» AIM
Locate every line below that contains the word "FINANCIAL" and copy it.
"""
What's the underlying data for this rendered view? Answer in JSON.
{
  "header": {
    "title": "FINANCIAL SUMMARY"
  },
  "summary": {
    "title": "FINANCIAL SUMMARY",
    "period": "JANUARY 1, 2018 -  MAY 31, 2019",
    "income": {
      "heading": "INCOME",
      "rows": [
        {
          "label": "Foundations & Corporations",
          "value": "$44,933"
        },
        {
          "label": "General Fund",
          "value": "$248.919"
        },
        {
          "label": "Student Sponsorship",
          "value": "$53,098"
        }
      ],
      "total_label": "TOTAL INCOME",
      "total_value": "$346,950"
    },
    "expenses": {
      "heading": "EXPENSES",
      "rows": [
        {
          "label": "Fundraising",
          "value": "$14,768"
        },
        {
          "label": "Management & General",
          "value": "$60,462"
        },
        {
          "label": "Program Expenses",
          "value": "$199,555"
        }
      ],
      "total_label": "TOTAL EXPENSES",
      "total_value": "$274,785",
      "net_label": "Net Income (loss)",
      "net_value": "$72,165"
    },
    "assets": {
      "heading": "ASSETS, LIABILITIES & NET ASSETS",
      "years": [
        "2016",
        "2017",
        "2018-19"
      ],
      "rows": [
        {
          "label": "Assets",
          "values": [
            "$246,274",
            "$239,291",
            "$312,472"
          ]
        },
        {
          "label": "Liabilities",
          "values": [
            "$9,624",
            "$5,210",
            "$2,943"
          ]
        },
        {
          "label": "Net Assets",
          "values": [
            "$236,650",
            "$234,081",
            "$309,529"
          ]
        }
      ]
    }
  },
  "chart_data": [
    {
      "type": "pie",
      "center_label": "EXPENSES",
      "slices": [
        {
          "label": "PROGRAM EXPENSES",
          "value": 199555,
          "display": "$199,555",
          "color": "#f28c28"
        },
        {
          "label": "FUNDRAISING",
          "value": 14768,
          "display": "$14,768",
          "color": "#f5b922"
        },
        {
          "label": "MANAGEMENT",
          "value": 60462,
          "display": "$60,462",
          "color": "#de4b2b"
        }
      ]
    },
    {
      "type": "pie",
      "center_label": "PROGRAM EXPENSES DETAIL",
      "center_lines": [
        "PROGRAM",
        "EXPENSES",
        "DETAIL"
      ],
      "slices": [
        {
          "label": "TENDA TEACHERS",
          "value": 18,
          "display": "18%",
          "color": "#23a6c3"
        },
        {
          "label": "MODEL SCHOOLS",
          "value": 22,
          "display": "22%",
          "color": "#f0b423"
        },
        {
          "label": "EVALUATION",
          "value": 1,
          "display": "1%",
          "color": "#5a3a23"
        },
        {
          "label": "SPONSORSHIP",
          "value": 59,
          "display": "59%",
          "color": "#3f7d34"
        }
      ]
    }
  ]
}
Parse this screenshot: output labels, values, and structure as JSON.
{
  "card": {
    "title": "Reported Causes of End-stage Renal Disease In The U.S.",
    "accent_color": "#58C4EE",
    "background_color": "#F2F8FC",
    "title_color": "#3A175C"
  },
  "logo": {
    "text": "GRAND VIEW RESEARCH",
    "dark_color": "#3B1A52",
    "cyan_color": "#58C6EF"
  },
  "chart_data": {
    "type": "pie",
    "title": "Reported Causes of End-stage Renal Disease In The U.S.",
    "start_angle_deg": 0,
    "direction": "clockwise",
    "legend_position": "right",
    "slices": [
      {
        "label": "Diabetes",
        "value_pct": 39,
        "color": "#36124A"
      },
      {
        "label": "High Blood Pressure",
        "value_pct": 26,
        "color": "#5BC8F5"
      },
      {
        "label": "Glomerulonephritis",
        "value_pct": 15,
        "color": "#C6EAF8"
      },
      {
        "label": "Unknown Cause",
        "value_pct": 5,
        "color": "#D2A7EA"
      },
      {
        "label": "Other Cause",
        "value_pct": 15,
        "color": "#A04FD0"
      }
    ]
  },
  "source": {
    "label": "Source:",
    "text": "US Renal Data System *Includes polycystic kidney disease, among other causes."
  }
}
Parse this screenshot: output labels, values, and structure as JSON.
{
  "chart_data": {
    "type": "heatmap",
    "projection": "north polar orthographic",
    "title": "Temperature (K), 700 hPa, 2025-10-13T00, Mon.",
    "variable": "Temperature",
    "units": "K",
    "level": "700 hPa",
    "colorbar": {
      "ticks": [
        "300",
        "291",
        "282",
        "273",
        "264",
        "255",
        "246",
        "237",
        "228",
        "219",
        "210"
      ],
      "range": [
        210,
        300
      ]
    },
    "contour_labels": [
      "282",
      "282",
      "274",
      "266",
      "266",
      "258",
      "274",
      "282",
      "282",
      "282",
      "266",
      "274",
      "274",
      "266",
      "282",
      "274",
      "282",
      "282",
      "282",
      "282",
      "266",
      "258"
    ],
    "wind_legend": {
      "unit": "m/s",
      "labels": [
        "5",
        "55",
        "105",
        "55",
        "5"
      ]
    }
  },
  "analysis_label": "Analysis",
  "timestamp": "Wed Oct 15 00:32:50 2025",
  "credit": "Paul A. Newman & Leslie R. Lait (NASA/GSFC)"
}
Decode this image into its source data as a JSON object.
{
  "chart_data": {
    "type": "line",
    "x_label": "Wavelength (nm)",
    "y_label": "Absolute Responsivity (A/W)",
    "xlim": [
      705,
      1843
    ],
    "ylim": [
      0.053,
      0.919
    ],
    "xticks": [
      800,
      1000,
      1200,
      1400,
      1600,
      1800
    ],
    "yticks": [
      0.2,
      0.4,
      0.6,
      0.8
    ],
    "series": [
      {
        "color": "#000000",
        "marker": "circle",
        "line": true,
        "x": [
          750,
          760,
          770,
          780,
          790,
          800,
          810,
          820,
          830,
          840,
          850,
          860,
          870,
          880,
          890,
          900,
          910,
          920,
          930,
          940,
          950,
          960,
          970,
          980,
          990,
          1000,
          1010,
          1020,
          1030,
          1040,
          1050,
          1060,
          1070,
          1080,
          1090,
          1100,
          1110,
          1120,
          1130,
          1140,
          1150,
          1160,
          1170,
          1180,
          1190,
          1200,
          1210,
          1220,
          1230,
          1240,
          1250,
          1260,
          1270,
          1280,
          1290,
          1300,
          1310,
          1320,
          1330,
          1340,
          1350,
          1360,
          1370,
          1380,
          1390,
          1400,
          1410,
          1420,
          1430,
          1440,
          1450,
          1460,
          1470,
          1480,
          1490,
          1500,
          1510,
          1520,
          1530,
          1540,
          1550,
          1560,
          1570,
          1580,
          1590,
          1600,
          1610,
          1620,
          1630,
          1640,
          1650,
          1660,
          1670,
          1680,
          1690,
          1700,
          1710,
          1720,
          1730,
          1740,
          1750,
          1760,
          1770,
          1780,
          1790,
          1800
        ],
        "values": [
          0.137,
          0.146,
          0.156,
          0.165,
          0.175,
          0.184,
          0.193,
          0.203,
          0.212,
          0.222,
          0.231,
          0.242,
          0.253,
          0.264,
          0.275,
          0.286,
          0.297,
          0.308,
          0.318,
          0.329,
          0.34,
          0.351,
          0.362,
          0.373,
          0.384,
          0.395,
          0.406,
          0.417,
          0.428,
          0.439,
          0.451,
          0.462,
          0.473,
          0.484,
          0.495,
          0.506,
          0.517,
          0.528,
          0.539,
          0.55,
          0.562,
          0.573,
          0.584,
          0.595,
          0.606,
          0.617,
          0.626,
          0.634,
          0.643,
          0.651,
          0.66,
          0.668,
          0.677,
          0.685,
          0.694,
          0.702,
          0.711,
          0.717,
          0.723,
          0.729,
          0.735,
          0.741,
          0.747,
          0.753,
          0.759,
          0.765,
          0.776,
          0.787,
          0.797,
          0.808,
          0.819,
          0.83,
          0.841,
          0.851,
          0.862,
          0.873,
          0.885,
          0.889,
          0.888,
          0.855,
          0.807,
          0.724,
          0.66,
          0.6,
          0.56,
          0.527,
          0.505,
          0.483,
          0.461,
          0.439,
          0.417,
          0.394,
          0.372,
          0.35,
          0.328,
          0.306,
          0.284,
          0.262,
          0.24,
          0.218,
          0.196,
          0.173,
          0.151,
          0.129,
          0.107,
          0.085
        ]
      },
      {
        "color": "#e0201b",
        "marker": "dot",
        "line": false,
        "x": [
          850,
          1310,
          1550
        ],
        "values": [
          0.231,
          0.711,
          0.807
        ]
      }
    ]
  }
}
"""
» THE ANSWER
    "title": "FINANCIAL SUMMARY"
    "title": "FINANCIAL SUMMARY",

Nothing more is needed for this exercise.